SET TASK: How many lines of the material below contain the string "this"? Answer with the number and nothing else.

=== RECORDS FOR THE EXERCISE ===

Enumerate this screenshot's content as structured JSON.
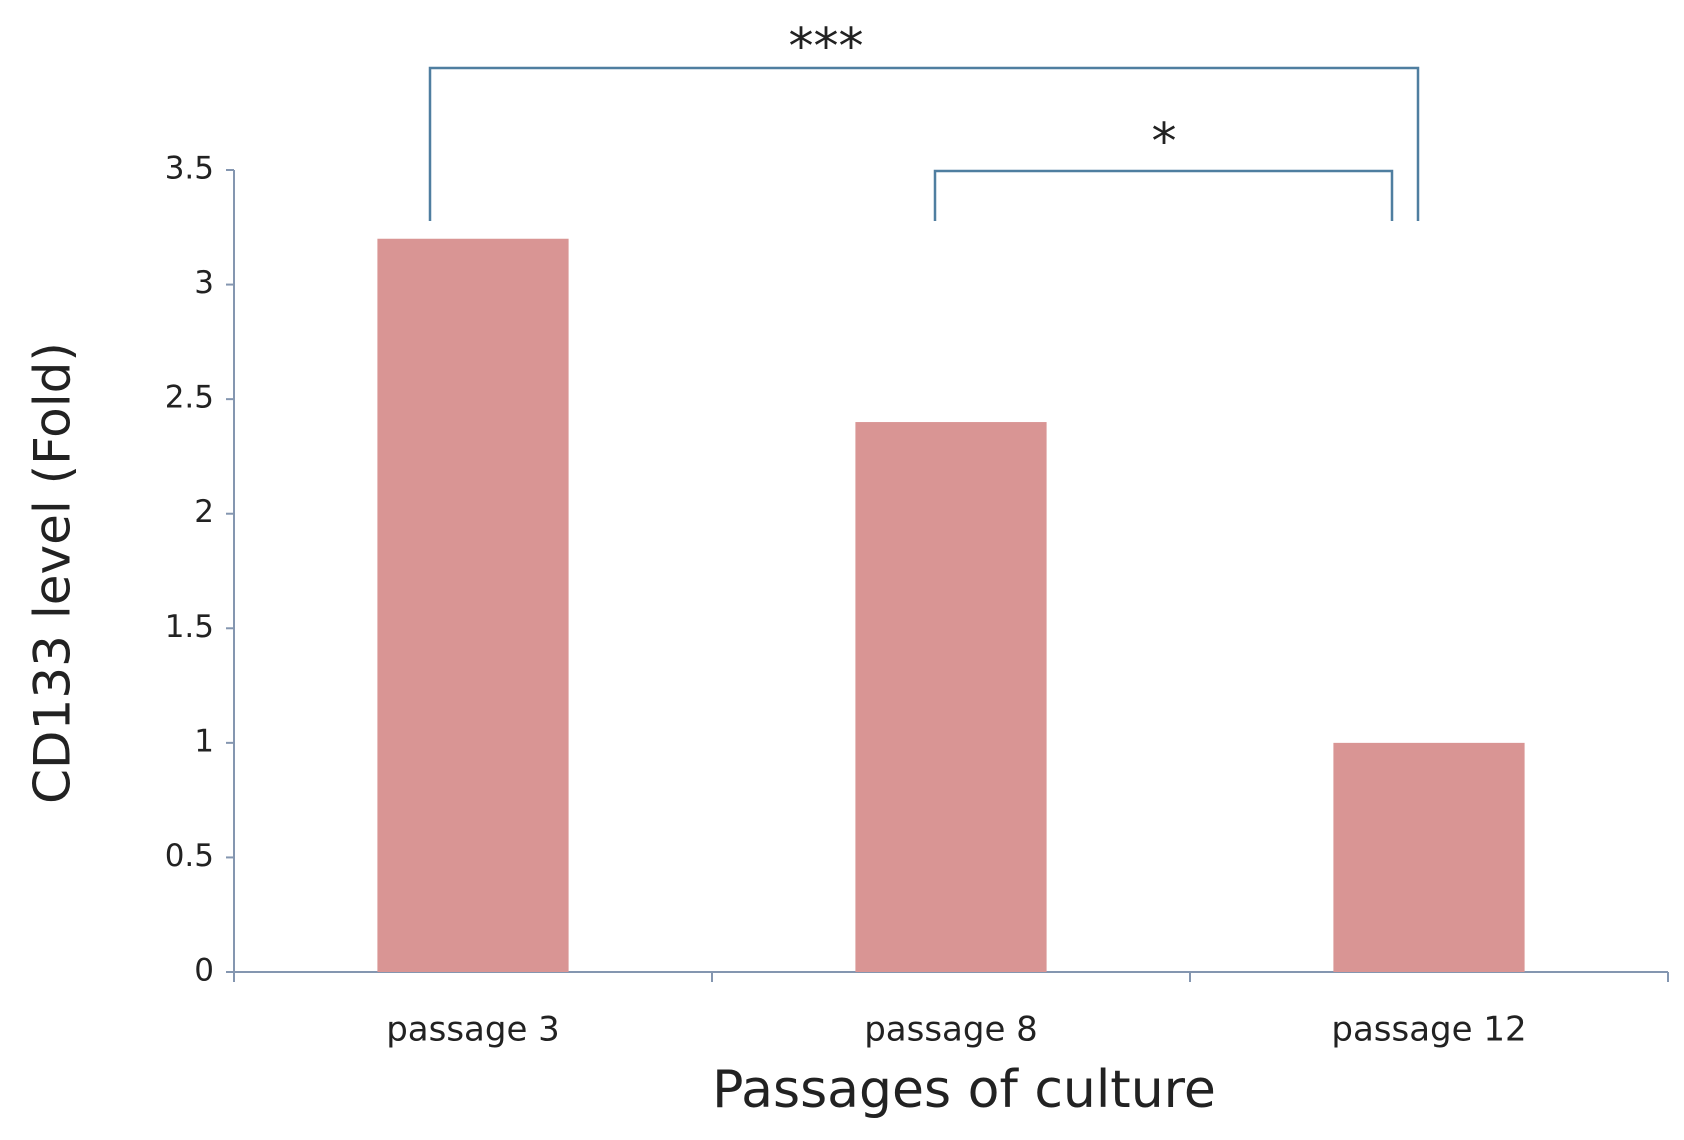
{
  "chart_data": {
    "type": "bar",
    "x_label": "Passages of culture",
    "y_label": "CD133 level (Fold)",
    "categories": [
      "passage 3",
      "passage 8",
      "passage 12"
    ],
    "values": [
      3.2,
      2.4,
      1
    ],
    "color": "#d99594",
    "ylim": [
      0,
      3.5
    ],
    "yticks": [
      0,
      0.5,
      1,
      1.5,
      2,
      2.5,
      3,
      3.5
    ],
    "annotations": [
      {
        "label": "***"
      },
      {
        "label": "*"
      }
    ]
  }
}
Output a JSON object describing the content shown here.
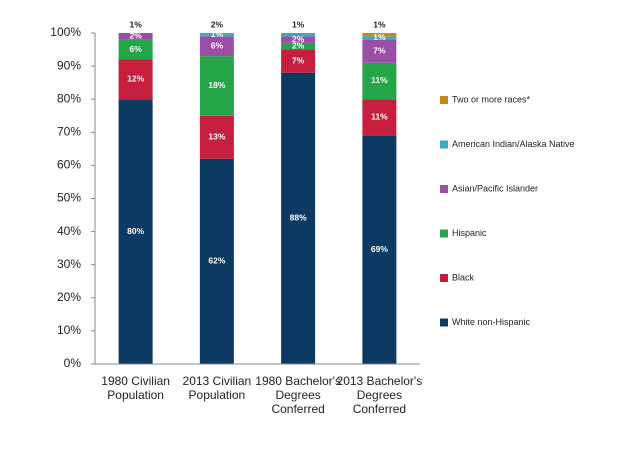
{
  "chart_data": {
    "type": "stacked-bar",
    "categories": [
      [
        "1980 Civilian",
        "Population"
      ],
      [
        "2013 Civilian",
        "Population"
      ],
      [
        "1980 Bachelor's",
        "Degrees",
        "Conferred"
      ],
      [
        "2013 Bachelor's",
        "Degrees",
        "Conferred"
      ]
    ],
    "series": [
      {
        "name": "White non-Hispanic",
        "color": "#0c3a62",
        "values": [
          80,
          62,
          88,
          69
        ],
        "value_labels": [
          "80%",
          "62%",
          "88%",
          "69%"
        ]
      },
      {
        "name": "Black",
        "color": "#c61f3e",
        "values": [
          12,
          13,
          7,
          11
        ],
        "value_labels": [
          "12%",
          "13%",
          "7%",
          "11%"
        ]
      },
      {
        "name": "Hispanic",
        "color": "#23a548",
        "values": [
          6,
          18,
          2,
          11
        ],
        "value_labels": [
          "6%",
          "18%",
          "2%",
          "11%"
        ]
      },
      {
        "name": "Asian/Pacific Islander",
        "color": "#9a4ea6",
        "values": [
          2,
          6,
          2,
          7
        ],
        "value_labels": [
          "2%",
          "6%",
          "2%",
          "7%"
        ]
      },
      {
        "name": "American Indian/Alaska Native",
        "color": "#3aa8bf",
        "values": [
          1,
          1,
          1,
          1
        ],
        "value_labels": [
          "1%",
          "1%",
          "1%",
          "1%"
        ]
      },
      {
        "name": "Two or more races*",
        "color": "#c7861b",
        "values": [
          null,
          2,
          null,
          1
        ],
        "value_labels": [
          null,
          "2%",
          null,
          "1%"
        ]
      }
    ],
    "ylim": [
      0,
      100
    ],
    "yticks": [
      {
        "value": 0,
        "label": "0%"
      },
      {
        "value": 10,
        "label": "10%"
      },
      {
        "value": 20,
        "label": "20%"
      },
      {
        "value": 30,
        "label": "30%"
      },
      {
        "value": 40,
        "label": "40%"
      },
      {
        "value": 50,
        "label": "50%"
      },
      {
        "value": 60,
        "label": "60%"
      },
      {
        "value": 70,
        "label": "70%"
      },
      {
        "value": 80,
        "label": "80%"
      },
      {
        "value": 90,
        "label": "90%"
      },
      {
        "value": 100,
        "label": "100%"
      }
    ]
  }
}
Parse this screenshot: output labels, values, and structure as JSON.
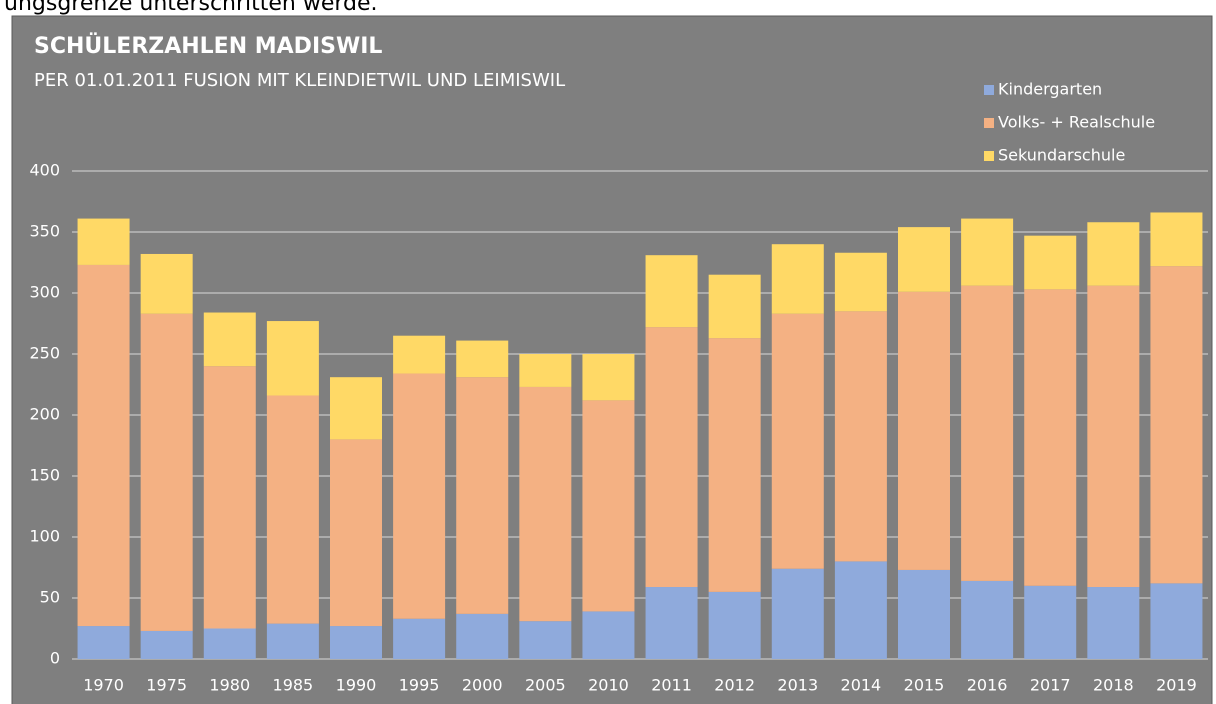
{
  "header_text": "ungsgrenze unterschritten werde.",
  "chart_data": {
    "type": "stacked_bar",
    "title": "SCHÜLERZAHLEN MADISWIL",
    "subtitle": "PER 01.01.2011 FUSION MIT KLEINDIETWIL UND LEIMISWIL",
    "categories": [
      "1970",
      "1975",
      "1980",
      "1985",
      "1990",
      "1995",
      "2000",
      "2005",
      "2010",
      "2011",
      "2012",
      "2013",
      "2014",
      "2015",
      "2016",
      "2017",
      "2018",
      "2019"
    ],
    "series": [
      {
        "name": "Kindergarten",
        "color": "#8faadc",
        "values": [
          27,
          23,
          25,
          29,
          27,
          33,
          37,
          31,
          39,
          59,
          55,
          74,
          80,
          73,
          64,
          60,
          59,
          62
        ]
      },
      {
        "name": "Volks- + Realschule",
        "color": "#f4b183",
        "values": [
          296,
          260,
          215,
          187,
          153,
          201,
          194,
          192,
          173,
          213,
          208,
          209,
          205,
          228,
          242,
          243,
          247,
          260
        ]
      },
      {
        "name": "Sekundarschule",
        "color": "#ffd966",
        "values": [
          38,
          49,
          44,
          61,
          51,
          31,
          30,
          27,
          38,
          59,
          52,
          57,
          48,
          53,
          55,
          44,
          52,
          44
        ]
      }
    ],
    "ylim": [
      0,
      400
    ],
    "yticks": [
      0,
      50,
      100,
      150,
      200,
      250,
      300,
      350,
      400
    ],
    "grid": true,
    "legend": "top-right"
  }
}
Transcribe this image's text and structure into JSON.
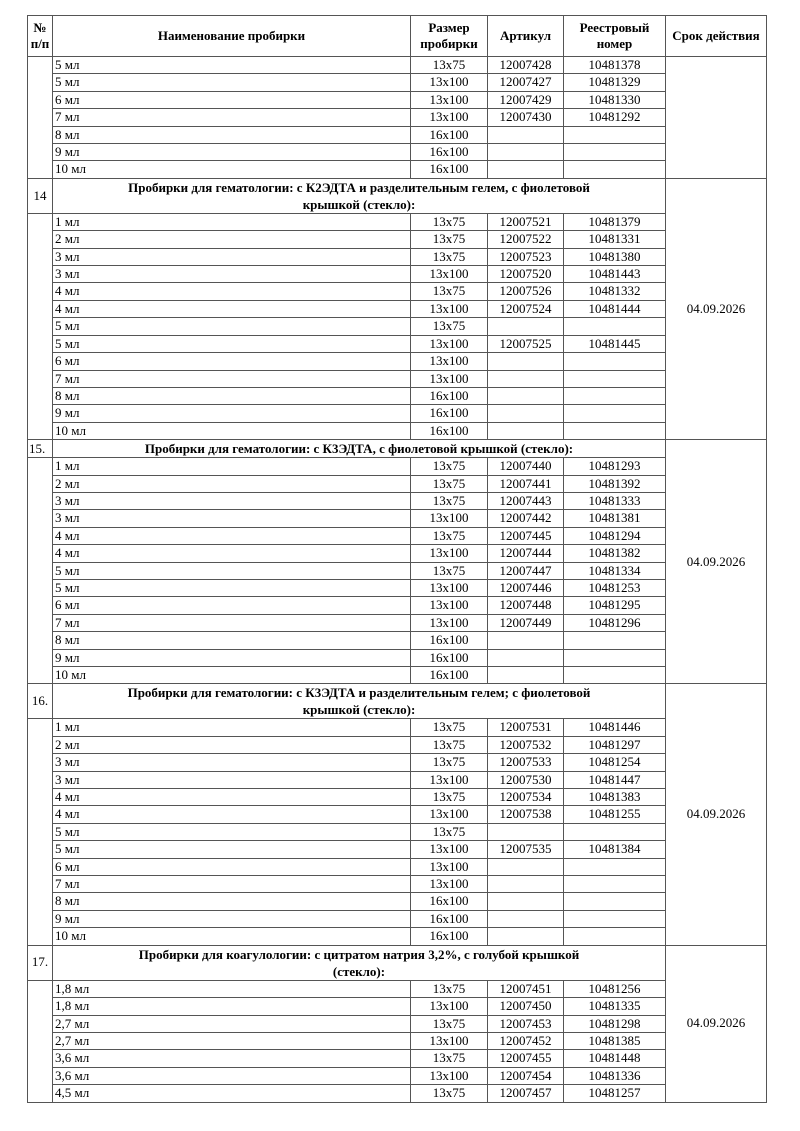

===

REPLY: 3